• [What to produce] Locate each line holding the string "TradingView" and copy it.
☆ ☆ ☆ ☆ ☆
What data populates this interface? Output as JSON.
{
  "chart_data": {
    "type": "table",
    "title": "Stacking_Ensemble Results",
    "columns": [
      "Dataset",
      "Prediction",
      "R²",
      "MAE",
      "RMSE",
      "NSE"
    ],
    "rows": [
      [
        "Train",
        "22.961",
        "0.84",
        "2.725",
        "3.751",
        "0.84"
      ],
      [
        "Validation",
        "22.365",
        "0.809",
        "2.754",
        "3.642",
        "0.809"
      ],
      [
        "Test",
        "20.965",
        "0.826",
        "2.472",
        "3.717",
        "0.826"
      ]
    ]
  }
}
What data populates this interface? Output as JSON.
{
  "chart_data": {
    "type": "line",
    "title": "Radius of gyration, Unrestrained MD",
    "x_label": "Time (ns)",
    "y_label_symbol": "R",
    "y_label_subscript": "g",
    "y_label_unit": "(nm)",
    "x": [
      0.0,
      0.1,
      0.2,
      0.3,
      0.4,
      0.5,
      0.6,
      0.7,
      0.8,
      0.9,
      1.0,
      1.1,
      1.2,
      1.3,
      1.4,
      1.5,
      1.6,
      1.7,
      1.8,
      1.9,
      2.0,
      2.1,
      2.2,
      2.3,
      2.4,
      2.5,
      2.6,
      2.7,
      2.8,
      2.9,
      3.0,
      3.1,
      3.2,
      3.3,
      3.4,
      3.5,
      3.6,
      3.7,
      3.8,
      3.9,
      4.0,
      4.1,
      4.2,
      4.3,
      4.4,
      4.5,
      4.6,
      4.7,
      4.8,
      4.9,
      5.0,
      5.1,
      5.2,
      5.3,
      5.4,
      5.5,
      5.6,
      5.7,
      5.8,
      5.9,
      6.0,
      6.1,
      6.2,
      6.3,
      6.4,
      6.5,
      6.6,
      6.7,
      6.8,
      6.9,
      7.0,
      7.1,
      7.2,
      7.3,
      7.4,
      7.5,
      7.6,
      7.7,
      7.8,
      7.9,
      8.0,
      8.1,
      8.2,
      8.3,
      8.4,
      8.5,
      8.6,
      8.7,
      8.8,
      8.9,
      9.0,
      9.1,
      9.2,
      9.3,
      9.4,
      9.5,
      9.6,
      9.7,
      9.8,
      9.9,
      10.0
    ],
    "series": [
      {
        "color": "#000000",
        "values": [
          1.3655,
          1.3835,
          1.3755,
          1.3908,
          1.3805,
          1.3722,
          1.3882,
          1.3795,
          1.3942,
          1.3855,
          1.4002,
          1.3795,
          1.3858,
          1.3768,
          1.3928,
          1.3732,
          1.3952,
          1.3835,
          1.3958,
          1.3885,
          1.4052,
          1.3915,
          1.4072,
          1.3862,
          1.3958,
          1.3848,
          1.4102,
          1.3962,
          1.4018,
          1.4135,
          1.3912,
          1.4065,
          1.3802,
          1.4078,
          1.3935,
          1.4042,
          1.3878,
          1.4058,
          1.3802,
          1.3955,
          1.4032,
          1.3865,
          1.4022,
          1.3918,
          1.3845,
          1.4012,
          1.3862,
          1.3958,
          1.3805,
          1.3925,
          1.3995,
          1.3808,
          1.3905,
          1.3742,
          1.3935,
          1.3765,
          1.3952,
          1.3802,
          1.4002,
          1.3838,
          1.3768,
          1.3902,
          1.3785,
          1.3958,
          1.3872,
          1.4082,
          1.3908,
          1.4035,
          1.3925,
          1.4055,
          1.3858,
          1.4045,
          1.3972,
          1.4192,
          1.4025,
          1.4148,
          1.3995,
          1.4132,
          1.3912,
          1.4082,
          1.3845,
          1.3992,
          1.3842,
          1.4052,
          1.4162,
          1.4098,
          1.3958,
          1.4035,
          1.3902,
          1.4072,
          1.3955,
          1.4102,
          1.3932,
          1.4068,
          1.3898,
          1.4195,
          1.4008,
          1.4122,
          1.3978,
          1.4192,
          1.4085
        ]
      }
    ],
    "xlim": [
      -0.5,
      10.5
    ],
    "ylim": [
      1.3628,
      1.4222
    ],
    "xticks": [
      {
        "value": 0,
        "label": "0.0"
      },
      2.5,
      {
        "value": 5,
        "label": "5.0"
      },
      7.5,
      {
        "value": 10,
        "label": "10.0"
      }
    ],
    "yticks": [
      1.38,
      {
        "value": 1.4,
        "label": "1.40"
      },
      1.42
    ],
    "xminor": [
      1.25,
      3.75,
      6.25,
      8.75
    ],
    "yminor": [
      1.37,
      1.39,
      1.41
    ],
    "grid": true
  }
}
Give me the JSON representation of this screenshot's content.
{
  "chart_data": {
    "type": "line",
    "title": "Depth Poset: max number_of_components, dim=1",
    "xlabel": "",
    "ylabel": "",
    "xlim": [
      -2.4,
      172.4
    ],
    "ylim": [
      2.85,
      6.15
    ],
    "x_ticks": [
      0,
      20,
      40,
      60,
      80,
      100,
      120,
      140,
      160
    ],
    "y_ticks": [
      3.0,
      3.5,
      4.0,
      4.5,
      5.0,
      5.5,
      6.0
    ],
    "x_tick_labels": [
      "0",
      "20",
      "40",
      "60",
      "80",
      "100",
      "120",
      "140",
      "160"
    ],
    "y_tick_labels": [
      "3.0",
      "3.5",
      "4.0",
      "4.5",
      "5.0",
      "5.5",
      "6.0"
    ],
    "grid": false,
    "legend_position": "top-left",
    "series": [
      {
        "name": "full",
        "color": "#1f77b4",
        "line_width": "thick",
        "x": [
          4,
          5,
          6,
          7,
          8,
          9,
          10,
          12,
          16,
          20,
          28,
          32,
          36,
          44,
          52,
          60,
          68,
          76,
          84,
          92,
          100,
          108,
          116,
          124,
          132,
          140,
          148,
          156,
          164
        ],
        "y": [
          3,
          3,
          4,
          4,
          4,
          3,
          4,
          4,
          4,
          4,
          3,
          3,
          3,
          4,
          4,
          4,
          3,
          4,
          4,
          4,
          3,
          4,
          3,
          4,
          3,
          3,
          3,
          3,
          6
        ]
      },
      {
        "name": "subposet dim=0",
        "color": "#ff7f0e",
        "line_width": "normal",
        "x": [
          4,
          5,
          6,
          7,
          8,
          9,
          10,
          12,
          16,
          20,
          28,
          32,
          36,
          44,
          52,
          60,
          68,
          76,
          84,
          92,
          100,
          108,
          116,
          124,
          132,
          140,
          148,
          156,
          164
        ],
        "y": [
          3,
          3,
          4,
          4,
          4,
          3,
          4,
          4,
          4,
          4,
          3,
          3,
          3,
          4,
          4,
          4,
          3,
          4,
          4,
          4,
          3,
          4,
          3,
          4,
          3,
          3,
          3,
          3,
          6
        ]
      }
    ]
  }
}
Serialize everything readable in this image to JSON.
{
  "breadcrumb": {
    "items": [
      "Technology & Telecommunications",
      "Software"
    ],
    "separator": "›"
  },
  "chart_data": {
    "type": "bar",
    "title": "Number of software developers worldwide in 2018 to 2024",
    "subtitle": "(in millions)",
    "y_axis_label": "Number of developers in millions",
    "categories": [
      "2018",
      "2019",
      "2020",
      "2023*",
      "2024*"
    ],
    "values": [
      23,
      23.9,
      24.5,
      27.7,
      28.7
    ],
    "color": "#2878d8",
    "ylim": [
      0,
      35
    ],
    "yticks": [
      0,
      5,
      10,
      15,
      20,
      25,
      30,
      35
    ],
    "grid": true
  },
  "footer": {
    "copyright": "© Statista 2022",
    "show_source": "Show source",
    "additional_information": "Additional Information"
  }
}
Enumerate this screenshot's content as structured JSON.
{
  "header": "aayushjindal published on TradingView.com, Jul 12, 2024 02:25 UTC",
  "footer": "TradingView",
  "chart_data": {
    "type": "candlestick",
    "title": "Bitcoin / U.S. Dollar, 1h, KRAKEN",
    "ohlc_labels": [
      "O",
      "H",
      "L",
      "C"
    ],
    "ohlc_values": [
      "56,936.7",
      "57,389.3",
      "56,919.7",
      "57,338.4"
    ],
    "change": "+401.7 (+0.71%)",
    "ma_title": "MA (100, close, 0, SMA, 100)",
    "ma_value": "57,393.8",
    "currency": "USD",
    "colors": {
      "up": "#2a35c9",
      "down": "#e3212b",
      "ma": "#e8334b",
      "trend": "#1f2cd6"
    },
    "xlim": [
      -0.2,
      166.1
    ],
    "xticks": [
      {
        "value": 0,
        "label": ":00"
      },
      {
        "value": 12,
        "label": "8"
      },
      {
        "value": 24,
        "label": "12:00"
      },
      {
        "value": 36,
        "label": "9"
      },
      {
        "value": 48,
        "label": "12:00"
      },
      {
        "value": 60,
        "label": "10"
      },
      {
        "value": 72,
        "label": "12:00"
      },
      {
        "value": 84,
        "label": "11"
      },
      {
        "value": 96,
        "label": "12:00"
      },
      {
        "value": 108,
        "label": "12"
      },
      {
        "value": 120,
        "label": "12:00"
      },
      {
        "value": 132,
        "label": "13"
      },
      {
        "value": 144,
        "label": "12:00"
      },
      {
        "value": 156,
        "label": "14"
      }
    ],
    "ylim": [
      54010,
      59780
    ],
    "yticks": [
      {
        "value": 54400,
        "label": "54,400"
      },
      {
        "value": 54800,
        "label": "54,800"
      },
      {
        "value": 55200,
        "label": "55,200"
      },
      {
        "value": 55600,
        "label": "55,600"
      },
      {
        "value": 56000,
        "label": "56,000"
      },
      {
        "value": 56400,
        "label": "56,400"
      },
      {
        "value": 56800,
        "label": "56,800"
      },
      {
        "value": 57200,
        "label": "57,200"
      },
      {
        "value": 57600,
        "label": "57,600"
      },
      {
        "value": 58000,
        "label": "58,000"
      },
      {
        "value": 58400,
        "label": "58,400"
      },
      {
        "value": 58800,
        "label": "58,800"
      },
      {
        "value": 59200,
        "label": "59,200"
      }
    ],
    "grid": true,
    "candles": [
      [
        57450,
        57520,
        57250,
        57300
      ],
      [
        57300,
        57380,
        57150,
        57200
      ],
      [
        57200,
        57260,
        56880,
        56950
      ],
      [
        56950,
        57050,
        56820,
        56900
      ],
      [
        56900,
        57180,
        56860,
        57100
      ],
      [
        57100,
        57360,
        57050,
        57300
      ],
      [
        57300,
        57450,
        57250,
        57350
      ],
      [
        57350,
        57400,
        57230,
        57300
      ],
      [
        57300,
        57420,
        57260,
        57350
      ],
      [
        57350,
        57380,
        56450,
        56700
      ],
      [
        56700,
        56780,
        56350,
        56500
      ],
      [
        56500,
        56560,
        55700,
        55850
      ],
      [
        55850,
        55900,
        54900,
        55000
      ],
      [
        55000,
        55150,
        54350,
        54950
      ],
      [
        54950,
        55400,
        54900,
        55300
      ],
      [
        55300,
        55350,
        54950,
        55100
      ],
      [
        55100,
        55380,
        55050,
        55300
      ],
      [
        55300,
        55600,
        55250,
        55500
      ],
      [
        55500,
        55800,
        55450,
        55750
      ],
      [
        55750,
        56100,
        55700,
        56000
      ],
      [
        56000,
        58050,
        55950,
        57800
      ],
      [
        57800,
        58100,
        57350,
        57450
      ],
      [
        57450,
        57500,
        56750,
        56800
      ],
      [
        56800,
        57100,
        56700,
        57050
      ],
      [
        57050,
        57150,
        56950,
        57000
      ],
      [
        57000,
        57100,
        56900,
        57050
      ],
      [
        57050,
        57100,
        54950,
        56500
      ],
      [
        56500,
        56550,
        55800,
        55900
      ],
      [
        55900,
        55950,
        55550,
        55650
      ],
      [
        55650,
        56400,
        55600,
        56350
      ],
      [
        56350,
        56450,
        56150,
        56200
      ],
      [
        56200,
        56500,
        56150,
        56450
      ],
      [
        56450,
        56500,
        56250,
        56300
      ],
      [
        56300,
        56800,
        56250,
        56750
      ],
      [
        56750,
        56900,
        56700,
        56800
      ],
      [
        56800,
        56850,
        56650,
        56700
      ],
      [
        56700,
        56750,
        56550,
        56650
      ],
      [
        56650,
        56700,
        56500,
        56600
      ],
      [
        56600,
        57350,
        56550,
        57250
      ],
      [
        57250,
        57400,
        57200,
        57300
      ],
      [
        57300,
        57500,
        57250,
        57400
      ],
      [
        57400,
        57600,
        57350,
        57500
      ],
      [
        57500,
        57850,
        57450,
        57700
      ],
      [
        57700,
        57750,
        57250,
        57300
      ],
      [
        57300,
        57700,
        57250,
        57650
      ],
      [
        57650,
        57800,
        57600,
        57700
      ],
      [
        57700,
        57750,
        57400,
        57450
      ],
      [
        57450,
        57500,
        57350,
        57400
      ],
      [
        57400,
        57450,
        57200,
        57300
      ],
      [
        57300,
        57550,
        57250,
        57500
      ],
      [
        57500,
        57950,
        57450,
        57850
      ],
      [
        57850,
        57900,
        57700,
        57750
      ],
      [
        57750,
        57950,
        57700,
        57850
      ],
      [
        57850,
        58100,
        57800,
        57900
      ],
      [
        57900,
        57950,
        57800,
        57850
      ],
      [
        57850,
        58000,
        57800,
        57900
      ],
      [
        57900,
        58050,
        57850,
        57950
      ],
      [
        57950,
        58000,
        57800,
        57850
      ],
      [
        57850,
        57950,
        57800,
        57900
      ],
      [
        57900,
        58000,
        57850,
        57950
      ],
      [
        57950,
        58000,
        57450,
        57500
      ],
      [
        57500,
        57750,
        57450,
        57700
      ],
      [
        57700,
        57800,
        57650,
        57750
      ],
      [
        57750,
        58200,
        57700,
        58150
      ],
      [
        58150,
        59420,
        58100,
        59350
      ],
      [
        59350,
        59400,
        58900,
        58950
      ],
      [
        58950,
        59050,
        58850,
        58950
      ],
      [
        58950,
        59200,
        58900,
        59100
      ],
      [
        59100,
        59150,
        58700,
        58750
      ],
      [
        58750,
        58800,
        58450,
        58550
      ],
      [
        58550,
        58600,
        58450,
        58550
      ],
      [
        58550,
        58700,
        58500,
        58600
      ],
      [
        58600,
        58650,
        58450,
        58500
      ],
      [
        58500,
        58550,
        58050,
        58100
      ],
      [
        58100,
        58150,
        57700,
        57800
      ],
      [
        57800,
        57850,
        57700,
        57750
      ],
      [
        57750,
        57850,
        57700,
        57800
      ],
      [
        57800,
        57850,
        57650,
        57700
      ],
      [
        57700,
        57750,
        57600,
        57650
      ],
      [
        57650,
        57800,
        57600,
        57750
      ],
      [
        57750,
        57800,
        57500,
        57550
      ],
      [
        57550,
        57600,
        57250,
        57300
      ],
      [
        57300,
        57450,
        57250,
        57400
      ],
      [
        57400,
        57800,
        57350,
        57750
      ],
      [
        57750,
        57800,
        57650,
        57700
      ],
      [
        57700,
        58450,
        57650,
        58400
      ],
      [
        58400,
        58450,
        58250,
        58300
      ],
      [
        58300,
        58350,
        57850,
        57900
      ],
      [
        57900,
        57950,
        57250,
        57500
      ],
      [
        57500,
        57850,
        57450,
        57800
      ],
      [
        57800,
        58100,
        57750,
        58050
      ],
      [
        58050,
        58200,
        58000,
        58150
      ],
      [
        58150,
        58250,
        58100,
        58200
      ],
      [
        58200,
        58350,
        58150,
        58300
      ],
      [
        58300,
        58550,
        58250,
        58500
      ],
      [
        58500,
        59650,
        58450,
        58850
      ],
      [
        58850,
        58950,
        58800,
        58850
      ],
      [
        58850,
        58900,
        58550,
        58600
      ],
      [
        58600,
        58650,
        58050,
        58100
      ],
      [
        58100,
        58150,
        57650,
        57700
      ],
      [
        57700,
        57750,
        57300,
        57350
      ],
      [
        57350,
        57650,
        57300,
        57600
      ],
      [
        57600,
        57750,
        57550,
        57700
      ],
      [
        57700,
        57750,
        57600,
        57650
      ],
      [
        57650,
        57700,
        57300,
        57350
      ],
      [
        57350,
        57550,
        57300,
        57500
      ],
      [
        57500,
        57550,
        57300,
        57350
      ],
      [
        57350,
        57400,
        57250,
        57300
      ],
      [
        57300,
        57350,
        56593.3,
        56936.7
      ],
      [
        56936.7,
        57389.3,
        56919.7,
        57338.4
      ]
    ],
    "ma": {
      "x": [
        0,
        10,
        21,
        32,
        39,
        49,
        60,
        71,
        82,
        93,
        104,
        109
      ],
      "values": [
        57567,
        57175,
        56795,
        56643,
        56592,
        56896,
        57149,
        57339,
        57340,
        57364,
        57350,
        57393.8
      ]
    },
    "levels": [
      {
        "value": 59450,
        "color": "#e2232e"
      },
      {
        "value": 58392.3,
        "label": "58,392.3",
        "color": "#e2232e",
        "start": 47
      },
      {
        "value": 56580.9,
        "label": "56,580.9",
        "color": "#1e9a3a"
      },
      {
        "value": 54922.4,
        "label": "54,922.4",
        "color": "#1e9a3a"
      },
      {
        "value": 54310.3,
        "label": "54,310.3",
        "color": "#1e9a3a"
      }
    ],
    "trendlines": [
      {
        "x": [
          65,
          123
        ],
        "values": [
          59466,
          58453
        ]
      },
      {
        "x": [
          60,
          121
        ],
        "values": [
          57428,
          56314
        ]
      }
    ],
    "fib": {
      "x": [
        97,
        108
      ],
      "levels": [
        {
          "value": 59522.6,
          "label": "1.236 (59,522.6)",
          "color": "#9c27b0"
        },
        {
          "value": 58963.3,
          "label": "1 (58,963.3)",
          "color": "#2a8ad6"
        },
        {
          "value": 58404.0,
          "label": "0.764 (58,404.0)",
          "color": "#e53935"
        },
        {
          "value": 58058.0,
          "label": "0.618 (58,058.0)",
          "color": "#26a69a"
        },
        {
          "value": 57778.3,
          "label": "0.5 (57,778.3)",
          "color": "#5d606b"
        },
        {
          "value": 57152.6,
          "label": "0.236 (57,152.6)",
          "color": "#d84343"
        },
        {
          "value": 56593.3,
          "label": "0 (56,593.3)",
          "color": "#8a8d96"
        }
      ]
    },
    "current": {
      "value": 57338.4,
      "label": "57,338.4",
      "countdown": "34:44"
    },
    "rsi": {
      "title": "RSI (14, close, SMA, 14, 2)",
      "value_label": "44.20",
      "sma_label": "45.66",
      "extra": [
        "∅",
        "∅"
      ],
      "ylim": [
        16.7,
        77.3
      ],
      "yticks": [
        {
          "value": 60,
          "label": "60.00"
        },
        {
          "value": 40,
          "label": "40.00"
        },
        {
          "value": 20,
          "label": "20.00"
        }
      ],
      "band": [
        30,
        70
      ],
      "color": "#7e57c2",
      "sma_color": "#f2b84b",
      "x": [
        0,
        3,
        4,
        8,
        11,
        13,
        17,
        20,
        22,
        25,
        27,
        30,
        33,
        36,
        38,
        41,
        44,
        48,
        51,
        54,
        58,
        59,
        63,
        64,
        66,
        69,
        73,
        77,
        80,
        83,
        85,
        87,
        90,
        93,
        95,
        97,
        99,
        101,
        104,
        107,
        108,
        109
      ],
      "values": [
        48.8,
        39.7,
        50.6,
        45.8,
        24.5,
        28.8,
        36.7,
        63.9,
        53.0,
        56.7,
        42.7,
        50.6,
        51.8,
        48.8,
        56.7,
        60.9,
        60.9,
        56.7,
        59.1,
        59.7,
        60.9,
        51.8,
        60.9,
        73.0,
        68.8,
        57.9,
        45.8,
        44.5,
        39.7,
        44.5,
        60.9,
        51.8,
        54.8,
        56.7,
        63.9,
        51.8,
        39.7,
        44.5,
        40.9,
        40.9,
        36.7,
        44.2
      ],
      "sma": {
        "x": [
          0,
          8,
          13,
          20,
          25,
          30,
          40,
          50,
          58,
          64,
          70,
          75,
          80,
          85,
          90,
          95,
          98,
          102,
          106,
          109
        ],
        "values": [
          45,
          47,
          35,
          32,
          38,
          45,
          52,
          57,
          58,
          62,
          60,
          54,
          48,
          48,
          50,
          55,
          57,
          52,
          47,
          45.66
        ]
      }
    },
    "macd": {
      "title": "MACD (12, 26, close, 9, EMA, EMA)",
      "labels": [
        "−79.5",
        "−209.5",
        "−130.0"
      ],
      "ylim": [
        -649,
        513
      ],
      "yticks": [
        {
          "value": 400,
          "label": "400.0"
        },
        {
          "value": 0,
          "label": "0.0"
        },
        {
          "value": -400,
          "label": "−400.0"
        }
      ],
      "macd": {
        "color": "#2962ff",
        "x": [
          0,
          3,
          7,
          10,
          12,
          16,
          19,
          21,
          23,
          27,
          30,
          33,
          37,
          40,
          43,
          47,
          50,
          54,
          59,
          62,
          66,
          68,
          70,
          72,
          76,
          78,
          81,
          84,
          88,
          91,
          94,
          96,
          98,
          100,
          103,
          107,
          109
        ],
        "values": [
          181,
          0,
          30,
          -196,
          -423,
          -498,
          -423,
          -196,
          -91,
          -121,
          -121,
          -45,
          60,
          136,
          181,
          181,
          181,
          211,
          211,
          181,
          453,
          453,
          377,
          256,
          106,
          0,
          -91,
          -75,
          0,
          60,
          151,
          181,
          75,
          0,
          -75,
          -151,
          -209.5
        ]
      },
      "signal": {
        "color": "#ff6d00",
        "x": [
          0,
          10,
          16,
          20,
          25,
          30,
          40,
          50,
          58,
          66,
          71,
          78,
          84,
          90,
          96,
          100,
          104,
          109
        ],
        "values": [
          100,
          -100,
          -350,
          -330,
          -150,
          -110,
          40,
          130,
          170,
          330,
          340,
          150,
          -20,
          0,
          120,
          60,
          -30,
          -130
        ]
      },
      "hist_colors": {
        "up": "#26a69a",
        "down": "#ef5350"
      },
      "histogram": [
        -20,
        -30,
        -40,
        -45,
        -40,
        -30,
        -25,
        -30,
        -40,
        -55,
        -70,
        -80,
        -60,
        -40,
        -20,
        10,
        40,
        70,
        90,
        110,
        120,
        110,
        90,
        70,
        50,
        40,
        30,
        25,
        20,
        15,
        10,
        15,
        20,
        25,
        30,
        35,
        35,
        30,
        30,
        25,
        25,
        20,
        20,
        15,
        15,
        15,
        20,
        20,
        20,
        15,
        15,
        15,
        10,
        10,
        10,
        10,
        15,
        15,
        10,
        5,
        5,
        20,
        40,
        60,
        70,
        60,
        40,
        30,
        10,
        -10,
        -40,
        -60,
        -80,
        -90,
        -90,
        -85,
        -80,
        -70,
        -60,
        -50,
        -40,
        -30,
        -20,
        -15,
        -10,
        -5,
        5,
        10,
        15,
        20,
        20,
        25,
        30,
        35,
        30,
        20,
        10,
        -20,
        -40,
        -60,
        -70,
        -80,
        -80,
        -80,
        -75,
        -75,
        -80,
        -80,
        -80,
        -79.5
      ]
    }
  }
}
☆ ☆ ☆ ☆ ☆
• [Output below]
  "header": "aayushjindal published on TradingView.com, Jul 12, 2024 02:25 UTC",
  "footer": "TradingView",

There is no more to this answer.